__Supplied information__:
━━━━━━━━━━━━━━━━━━━━

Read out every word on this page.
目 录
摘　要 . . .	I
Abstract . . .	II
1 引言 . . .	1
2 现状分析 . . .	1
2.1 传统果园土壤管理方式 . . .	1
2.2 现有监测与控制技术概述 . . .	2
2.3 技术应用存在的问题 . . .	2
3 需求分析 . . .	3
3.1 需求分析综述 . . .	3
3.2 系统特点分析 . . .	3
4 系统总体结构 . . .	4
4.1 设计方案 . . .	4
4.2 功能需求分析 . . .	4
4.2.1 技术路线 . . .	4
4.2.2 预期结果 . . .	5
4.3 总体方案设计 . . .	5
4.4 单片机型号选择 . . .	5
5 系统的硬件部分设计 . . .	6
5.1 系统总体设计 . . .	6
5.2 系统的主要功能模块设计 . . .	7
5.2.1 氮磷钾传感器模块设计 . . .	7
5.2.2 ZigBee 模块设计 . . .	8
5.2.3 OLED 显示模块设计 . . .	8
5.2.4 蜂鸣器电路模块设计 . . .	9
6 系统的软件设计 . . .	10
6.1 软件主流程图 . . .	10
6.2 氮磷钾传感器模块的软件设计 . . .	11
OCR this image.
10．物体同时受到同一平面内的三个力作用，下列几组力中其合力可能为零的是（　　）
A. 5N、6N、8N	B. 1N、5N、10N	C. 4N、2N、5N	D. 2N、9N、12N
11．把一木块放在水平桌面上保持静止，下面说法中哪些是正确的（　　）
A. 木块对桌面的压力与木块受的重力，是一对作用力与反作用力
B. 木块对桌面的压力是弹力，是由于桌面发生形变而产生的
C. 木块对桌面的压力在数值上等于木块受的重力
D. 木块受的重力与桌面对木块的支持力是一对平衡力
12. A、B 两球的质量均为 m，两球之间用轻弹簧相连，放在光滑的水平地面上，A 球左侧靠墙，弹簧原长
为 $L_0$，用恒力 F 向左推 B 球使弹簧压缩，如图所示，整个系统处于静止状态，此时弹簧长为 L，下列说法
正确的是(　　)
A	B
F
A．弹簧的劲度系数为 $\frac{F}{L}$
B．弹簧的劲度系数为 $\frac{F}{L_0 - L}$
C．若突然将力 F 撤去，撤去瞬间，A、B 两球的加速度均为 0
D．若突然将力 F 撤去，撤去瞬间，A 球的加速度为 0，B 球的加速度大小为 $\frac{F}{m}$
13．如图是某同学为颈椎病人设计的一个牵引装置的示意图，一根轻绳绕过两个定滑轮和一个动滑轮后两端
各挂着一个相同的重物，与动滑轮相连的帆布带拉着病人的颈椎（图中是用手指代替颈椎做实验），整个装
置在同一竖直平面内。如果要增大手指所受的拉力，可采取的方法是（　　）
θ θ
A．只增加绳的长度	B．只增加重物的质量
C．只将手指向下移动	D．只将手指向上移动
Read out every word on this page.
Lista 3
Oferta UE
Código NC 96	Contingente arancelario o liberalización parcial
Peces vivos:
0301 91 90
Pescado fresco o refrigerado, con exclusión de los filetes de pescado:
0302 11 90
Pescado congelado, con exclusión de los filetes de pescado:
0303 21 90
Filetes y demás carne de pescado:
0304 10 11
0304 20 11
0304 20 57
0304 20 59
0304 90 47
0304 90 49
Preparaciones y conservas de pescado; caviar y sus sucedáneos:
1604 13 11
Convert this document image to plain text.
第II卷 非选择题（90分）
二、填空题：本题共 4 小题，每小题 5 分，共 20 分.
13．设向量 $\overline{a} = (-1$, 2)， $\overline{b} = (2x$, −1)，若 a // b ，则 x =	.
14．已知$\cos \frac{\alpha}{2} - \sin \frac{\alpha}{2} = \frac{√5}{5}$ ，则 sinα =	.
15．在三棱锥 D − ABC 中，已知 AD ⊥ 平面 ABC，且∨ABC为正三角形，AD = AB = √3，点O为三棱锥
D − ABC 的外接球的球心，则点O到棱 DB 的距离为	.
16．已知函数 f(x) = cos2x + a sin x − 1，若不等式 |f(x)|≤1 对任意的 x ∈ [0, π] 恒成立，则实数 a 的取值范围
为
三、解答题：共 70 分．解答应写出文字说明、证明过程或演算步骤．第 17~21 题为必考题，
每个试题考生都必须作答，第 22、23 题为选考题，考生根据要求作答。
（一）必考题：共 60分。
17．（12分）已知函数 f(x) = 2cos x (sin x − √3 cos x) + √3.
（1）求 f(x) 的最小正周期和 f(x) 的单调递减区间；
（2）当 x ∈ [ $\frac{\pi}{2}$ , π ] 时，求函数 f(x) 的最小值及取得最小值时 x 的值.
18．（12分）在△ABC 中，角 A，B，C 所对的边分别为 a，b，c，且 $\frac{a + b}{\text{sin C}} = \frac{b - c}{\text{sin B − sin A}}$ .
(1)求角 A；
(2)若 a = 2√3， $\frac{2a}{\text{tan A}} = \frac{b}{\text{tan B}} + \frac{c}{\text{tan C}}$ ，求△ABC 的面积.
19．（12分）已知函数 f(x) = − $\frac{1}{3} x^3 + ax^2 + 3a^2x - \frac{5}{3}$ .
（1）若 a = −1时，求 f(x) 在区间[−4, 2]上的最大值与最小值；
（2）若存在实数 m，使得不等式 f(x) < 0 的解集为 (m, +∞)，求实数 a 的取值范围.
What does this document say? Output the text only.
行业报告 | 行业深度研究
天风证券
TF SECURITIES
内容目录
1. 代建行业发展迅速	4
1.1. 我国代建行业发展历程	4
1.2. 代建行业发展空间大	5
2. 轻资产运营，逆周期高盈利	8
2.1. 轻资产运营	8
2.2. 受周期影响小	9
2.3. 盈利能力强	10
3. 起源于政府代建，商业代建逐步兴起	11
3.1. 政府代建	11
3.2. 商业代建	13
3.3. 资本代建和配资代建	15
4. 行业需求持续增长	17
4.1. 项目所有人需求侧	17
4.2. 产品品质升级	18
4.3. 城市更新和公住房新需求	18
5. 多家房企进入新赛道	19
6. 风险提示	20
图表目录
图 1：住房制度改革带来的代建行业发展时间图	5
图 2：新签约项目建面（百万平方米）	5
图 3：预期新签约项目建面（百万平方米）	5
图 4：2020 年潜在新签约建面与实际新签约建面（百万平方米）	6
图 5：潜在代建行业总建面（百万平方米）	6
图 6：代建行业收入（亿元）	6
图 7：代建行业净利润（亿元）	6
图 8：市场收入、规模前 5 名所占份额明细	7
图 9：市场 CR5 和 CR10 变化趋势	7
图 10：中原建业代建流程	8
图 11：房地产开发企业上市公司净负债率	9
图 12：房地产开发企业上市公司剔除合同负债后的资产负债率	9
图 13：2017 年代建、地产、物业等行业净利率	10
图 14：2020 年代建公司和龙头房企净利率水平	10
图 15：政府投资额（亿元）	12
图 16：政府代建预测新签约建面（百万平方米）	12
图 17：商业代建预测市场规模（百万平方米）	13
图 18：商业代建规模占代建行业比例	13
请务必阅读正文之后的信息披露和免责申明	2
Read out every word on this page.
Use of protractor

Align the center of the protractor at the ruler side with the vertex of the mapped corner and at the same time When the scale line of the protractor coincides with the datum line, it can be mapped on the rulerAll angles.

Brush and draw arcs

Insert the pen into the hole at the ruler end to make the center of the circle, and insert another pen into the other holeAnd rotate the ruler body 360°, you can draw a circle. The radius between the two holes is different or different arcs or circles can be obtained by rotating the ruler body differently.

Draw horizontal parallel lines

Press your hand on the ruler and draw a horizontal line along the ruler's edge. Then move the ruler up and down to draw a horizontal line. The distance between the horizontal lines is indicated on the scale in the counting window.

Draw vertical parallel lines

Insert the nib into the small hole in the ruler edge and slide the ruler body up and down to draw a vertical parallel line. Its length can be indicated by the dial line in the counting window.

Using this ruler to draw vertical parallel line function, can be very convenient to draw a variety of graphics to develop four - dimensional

━━━━━━━━━━━━━━━━━━━━

__The task__:
Take each line of the material that contains the word "exclusión" and list it.

__In response__:
Pescado fresco o refrigerado, con exclusión de los filetes de pescado:
Pescado congelado, con exclusión de los filetes de pescado:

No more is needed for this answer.